** start of Supplied data **

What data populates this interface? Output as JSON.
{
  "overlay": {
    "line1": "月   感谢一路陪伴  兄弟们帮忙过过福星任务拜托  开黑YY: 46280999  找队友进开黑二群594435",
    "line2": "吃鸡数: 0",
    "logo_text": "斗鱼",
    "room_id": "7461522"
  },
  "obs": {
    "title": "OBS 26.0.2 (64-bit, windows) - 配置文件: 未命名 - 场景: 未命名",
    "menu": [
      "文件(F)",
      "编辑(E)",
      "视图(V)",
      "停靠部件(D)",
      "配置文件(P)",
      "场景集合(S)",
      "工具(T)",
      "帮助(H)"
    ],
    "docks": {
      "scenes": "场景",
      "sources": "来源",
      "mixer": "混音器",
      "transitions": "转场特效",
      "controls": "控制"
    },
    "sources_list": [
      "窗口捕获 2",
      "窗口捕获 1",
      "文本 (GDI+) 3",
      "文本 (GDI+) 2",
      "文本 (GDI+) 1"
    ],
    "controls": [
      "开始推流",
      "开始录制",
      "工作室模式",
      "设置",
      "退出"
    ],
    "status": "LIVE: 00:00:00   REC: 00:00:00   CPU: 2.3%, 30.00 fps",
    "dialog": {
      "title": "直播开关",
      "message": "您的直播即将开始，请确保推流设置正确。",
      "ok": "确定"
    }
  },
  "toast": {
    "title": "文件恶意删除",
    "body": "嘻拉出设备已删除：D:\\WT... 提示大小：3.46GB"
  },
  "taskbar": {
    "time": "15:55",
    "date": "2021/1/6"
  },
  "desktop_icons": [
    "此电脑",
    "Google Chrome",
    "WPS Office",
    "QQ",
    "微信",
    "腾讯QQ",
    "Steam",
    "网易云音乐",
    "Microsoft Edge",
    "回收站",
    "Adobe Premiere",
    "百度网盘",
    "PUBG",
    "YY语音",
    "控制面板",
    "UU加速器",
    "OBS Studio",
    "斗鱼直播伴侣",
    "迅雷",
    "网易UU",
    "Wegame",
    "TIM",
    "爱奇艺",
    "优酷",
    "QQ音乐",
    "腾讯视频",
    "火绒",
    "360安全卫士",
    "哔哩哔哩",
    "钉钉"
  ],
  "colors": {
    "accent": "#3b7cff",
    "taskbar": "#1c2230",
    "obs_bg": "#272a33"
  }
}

** end of Supplied data **

What is expected.
Your task is to repeat the data exactly, with nothing left out.

Response to the exercise.
What data populates this interface? Output as JSON.
{
  "overlay": {
    "line1": "月   感谢一路陪伴  兄弟们帮忙过过福星任务拜托  开黑YY: 46280999  找队友进开黑二群594435",
    "line2": "吃鸡数: 0",
    "logo_text": "斗鱼",
    "room_id": "7461522"
  },
  "obs": {
    "title": "OBS 26.0.2 (64-bit, windows) - 配置文件: 未命名 - 场景: 未命名",
    "menu": [
      "文件(F)",
      "编辑(E)",
      "视图(V)",
      "停靠部件(D)",
      "配置文件(P)",
      "场景集合(S)",
      "工具(T)",
      "帮助(H)"
    ],
    "docks": {
      "scenes": "场景",
      "sources": "来源",
      "mixer": "混音器",
      "transitions": "转场特效",
      "controls": "控制"
    },
    "sources_list": [
      "窗口捕获 2",
      "窗口捕获 1",
      "文本 (GDI+) 3",
      "文本 (GDI+) 2",
      "文本 (GDI+) 1"
    ],
    "controls": [
      "开始推流",
      "开始录制",
      "工作室模式",
      "设置",
      "退出"
    ],
    "status": "LIVE: 00:00:00   REC: 00:00:00   CPU: 2.3%, 30.00 fps",
    "dialog": {
      "title": "直播开关",
      "message": "您的直播即将开始，请确保推流设置正确。",
      "ok": "确定"
    }
  },
  "toast": {
    "title": "文件恶意删除",
    "body": "嘻拉出设备已删除：D:\\WT... 提示大小：3.46GB"
  },
  "taskbar": {
    "time": "15:55",
    "date": "2021/1/6"
  },
  "desktop_icons": [
    "此电脑",
    "Google Chrome",
    "WPS Office",
    "QQ",
    "微信",
    "腾讯QQ",
    "Steam",
    "网易云音乐",
    "Microsoft Edge",
    "回收站",
    "Adobe Premiere",
    "百度网盘",
    "PUBG",
    "YY语音",
    "控制面板",
    "UU加速器",
    "OBS Studio",
    "斗鱼直播伴侣",
    "迅雷",
    "网易UU",
    "Wegame",
    "TIM",
    "爱奇艺",
    "优酷",
    "QQ音乐",
    "腾讯视频",
    "火绒",
    "360安全卫士",
    "哔哩哔哩",
    "钉钉"
  ],
  "colors": {
    "accent": "#3b7cff",
    "taskbar": "#1c2230",
    "obs_bg": "#272a33"
  }
}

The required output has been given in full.